→ Problem to solve
The records that follow must be repeated verbatim, every one of them.

→ Record set
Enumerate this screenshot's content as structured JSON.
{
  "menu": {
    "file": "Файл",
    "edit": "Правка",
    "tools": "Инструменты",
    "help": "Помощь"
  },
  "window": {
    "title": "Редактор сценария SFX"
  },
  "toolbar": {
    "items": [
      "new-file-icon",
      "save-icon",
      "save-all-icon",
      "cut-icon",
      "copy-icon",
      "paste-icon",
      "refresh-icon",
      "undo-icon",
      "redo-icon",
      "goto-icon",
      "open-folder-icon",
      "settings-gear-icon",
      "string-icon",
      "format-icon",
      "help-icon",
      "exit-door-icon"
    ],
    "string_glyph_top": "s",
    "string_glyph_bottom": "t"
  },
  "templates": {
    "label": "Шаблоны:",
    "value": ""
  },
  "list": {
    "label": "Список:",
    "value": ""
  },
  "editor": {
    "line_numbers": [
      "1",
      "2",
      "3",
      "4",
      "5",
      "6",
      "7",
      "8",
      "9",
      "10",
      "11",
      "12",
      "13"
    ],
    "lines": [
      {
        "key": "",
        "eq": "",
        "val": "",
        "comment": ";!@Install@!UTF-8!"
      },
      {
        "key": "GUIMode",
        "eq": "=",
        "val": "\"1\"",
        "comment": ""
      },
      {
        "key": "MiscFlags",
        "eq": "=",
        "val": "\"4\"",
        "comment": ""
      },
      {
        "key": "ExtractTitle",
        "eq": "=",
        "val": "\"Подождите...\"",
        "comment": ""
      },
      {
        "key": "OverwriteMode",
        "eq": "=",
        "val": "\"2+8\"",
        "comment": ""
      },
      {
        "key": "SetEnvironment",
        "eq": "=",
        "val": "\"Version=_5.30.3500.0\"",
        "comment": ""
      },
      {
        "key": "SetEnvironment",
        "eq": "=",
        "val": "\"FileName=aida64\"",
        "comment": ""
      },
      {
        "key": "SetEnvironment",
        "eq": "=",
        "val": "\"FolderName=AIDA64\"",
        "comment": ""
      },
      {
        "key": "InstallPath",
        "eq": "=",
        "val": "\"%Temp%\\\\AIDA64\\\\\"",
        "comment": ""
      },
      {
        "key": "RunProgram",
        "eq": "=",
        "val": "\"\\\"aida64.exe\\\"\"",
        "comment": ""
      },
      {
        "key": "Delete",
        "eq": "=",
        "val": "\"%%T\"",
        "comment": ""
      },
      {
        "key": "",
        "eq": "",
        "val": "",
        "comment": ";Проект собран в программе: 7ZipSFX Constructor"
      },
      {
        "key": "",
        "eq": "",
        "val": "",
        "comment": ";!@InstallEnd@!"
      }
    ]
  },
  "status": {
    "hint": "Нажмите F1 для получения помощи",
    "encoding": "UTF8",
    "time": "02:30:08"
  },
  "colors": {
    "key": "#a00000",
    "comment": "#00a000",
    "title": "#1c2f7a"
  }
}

→ Answer to this task
Enumerate this screenshot's content as structured JSON.
{
  "menu": {
    "file": "Файл",
    "edit": "Правка",
    "tools": "Инструменты",
    "help": "Помощь"
  },
  "window": {
    "title": "Редактор сценария SFX"
  },
  "toolbar": {
    "items": [
      "new-file-icon",
      "save-icon",
      "save-all-icon",
      "cut-icon",
      "copy-icon",
      "paste-icon",
      "refresh-icon",
      "undo-icon",
      "redo-icon",
      "goto-icon",
      "open-folder-icon",
      "settings-gear-icon",
      "string-icon",
      "format-icon",
      "help-icon",
      "exit-door-icon"
    ],
    "string_glyph_top": "s",
    "string_glyph_bottom": "t"
  },
  "templates": {
    "label": "Шаблоны:",
    "value": ""
  },
  "list": {
    "label": "Список:",
    "value": ""
  },
  "editor": {
    "line_numbers": [
      "1",
      "2",
      "3",
      "4",
      "5",
      "6",
      "7",
      "8",
      "9",
      "10",
      "11",
      "12",
      "13"
    ],
    "lines": [
      {
        "key": "",
        "eq": "",
        "val": "",
        "comment": ";!@Install@!UTF-8!"
      },
      {
        "key": "GUIMode",
        "eq": "=",
        "val": "\"1\"",
        "comment": ""
      },
      {
        "key": "MiscFlags",
        "eq": "=",
        "val": "\"4\"",
        "comment": ""
      },
      {
        "key": "ExtractTitle",
        "eq": "=",
        "val": "\"Подождите...\"",
        "comment": ""
      },
      {
        "key": "OverwriteMode",
        "eq": "=",
        "val": "\"2+8\"",
        "comment": ""
      },
      {
        "key": "SetEnvironment",
        "eq": "=",
        "val": "\"Version=_5.30.3500.0\"",
        "comment": ""
      },
      {
        "key": "SetEnvironment",
        "eq": "=",
        "val": "\"FileName=aida64\"",
        "comment": ""
      },
      {
        "key": "SetEnvironment",
        "eq": "=",
        "val": "\"FolderName=AIDA64\"",
        "comment": ""
      },
      {
        "key": "InstallPath",
        "eq": "=",
        "val": "\"%Temp%\\\\AIDA64\\\\\"",
        "comment": ""
      },
      {
        "key": "RunProgram",
        "eq": "=",
        "val": "\"\\\"aida64.exe\\\"\"",
        "comment": ""
      },
      {
        "key": "Delete",
        "eq": "=",
        "val": "\"%%T\"",
        "comment": ""
      },
      {
        "key": "",
        "eq": "",
        "val": "",
        "comment": ";Проект собран в программе: 7ZipSFX Constructor"
      },
      {
        "key": "",
        "eq": "",
        "val": "",
        "comment": ";!@InstallEnd@!"
      }
    ]
  },
  "status": {
    "hint": "Нажмите F1 для получения помощи",
    "encoding": "UTF8",
    "time": "02:30:08"
  },
  "colors": {
    "key": "#a00000",
    "comment": "#00a000",
    "title": "#1c2f7a"
  }
}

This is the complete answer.